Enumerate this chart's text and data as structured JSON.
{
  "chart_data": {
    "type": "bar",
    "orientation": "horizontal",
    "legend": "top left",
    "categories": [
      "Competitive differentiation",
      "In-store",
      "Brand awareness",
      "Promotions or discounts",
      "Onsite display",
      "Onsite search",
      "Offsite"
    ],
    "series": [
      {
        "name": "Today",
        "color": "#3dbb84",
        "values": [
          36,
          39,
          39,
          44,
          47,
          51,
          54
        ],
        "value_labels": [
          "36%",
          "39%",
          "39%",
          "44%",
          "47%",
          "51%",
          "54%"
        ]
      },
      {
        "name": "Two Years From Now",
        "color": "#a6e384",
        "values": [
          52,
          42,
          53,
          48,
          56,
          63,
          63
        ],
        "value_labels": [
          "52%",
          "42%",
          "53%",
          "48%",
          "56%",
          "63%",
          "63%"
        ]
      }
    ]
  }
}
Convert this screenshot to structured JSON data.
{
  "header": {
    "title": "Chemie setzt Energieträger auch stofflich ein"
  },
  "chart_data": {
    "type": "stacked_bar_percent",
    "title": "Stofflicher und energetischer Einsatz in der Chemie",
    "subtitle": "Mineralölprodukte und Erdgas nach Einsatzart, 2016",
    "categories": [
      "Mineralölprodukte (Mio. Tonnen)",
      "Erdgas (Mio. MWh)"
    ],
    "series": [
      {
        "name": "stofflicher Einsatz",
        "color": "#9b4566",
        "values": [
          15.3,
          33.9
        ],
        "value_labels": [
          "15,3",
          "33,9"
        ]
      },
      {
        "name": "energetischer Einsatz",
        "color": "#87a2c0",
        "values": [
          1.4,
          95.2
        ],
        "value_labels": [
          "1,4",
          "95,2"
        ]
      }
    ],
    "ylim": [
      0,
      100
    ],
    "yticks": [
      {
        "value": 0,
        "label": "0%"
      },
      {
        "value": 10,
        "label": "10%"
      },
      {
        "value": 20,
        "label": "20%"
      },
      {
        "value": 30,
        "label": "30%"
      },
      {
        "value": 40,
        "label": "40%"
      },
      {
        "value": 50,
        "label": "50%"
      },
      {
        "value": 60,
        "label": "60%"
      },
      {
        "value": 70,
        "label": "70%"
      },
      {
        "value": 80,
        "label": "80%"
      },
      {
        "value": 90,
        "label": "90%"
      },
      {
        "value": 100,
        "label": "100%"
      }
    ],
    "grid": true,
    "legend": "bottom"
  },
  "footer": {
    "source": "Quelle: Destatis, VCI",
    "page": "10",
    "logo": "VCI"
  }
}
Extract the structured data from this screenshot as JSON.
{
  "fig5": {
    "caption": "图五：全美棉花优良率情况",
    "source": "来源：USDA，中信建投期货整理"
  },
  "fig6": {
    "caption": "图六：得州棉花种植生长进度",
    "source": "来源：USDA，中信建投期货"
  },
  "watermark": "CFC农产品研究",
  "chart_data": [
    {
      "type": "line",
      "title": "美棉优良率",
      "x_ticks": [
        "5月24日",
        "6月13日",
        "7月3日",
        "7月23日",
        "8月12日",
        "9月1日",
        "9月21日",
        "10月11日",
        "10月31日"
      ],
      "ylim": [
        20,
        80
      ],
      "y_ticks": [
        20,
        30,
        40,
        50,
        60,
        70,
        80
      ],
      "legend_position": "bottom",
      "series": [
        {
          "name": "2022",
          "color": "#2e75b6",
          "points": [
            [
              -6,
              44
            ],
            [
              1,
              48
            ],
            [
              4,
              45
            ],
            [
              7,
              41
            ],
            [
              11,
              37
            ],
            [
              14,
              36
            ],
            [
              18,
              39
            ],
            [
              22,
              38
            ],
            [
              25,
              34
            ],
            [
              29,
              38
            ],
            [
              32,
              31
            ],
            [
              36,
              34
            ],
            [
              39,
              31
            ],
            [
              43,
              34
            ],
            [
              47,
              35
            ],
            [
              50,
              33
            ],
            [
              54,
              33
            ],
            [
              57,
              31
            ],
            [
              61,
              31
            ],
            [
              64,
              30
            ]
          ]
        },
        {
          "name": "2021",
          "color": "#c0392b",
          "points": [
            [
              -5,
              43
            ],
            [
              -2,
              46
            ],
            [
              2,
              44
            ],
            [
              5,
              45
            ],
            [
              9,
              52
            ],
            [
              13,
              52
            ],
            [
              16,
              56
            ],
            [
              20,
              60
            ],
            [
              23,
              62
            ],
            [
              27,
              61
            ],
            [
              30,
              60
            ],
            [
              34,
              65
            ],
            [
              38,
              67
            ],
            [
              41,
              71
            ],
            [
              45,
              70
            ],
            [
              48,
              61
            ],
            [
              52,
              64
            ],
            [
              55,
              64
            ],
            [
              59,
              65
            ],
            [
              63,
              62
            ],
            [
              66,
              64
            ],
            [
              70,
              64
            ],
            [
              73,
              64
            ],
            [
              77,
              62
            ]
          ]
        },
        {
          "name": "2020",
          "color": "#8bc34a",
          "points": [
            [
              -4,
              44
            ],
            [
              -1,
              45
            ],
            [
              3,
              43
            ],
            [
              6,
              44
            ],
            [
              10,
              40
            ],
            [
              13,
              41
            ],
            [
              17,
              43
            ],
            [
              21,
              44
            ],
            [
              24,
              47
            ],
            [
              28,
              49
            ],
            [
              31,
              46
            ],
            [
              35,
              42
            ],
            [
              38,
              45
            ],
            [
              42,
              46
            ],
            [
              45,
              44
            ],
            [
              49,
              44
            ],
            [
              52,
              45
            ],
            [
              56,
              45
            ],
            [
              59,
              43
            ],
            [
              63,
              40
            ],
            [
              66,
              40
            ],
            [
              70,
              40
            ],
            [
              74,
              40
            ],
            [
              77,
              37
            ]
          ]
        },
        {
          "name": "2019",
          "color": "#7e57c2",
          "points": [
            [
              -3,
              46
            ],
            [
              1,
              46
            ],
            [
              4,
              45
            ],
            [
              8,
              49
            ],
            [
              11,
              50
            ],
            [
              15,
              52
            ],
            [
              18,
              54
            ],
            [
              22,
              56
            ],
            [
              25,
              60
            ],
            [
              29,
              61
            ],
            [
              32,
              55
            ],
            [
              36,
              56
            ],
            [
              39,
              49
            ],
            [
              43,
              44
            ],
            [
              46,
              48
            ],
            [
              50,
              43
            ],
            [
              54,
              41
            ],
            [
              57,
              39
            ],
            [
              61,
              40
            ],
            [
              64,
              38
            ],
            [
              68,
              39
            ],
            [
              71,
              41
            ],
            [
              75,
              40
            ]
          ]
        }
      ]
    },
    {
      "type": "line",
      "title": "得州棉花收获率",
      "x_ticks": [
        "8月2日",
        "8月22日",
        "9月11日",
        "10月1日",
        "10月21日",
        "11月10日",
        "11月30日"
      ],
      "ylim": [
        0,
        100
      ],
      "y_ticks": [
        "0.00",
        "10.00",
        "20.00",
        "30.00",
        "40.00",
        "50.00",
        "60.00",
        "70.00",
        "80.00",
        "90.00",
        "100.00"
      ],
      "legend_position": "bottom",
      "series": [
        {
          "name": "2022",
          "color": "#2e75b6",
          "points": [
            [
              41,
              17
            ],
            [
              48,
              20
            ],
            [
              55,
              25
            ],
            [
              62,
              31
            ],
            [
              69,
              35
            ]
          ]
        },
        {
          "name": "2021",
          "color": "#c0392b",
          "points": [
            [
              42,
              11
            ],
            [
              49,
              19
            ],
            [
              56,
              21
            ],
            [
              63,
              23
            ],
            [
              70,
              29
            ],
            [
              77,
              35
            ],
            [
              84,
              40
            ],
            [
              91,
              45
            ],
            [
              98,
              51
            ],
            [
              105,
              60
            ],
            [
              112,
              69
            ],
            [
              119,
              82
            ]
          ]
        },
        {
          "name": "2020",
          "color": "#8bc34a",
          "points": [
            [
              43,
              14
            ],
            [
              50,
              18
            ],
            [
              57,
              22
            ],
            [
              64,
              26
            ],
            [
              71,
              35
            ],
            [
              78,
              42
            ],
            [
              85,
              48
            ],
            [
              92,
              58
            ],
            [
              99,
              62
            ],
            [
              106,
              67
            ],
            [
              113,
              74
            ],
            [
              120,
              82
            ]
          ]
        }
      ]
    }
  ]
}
*-*-*
→ DESCRIPTION OF THE TASK
Where a line above contains the string "caption", copy that line.

→ SOLUTION BELOW
    "caption": "图五：全美棉花优良率情况",
    "caption": "图六：得州棉花种植生长进度",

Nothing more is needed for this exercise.